Work to be completed -> Verbatim reproduction of the entries is required; images must be omitted.

Entries provided ->
● ● ● ● ● ● ●
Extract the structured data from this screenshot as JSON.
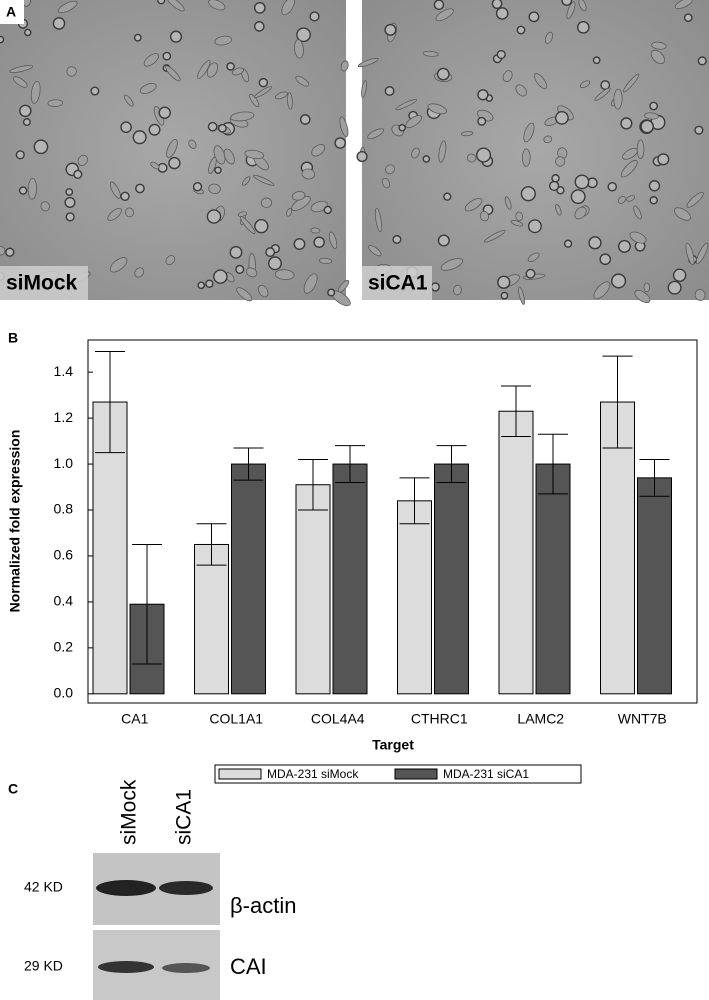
{
  "chart_data": {
    "type": "bar",
    "y_label": "Normalized fold expression",
    "x_label": "Target",
    "categories": [
      "CA1",
      "COL1A1",
      "COL4A4",
      "CTHRC1",
      "LAMC2",
      "WNT7B"
    ],
    "series": [
      {
        "name": "MDA-231 siMock",
        "color": "#dcdcdc",
        "values": [
          1.27,
          0.65,
          0.91,
          0.84,
          1.23,
          1.27
        ],
        "errors": [
          0.22,
          0.09,
          0.11,
          0.1,
          0.11,
          0.2
        ]
      },
      {
        "name": "MDA-231 siCA1",
        "color": "#555555",
        "values": [
          0.39,
          1.0,
          1.0,
          1.0,
          1.0,
          0.94
        ],
        "errors": [
          0.26,
          0.07,
          0.08,
          0.08,
          0.13,
          0.08
        ]
      }
    ],
    "ylim": [
      -0.04,
      1.54
    ],
    "yticks": [
      {
        "value": 0,
        "label": "0.0"
      },
      0.2,
      0.4,
      0.6,
      0.8,
      {
        "value": 1,
        "label": "1.0"
      },
      1.2,
      1.4
    ],
    "legend": "bottom"
  },
  "figure": {
    "panel_labels": [
      "A",
      "B",
      "C"
    ],
    "micrographs": [
      "siMock",
      "siCA1"
    ],
    "blot": {
      "lanes": [
        "siMock",
        "siCA1"
      ],
      "sizes": [
        "42 KD",
        "29 KD"
      ],
      "proteins": [
        "β-actin",
        "CAI"
      ]
    }
  }
}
● ● ● ● ● ● ●
Output for this exercise ->
Extract the structured data from this screenshot as JSON.
{
  "chart_data": {
    "type": "bar",
    "y_label": "Normalized fold expression",
    "x_label": "Target",
    "categories": [
      "CA1",
      "COL1A1",
      "COL4A4",
      "CTHRC1",
      "LAMC2",
      "WNT7B"
    ],
    "series": [
      {
        "name": "MDA-231 siMock",
        "color": "#dcdcdc",
        "values": [
          1.27,
          0.65,
          0.91,
          0.84,
          1.23,
          1.27
        ],
        "errors": [
          0.22,
          0.09,
          0.11,
          0.1,
          0.11,
          0.2
        ]
      },
      {
        "name": "MDA-231 siCA1",
        "color": "#555555",
        "values": [
          0.39,
          1.0,
          1.0,
          1.0,
          1.0,
          0.94
        ],
        "errors": [
          0.26,
          0.07,
          0.08,
          0.08,
          0.13,
          0.08
        ]
      }
    ],
    "ylim": [
      -0.04,
      1.54
    ],
    "yticks": [
      {
        "value": 0,
        "label": "0.0"
      },
      0.2,
      0.4,
      0.6,
      0.8,
      {
        "value": 1,
        "label": "1.0"
      },
      1.2,
      1.4
    ],
    "legend": "bottom"
  },
  "figure": {
    "panel_labels": [
      "A",
      "B",
      "C"
    ],
    "micrographs": [
      "siMock",
      "siCA1"
    ],
    "blot": {
      "lanes": [
        "siMock",
        "siCA1"
      ],
      "sizes": [
        "42 KD",
        "29 KD"
      ],
      "proteins": [
        "β-actin",
        "CAI"
      ]
    }
  }
}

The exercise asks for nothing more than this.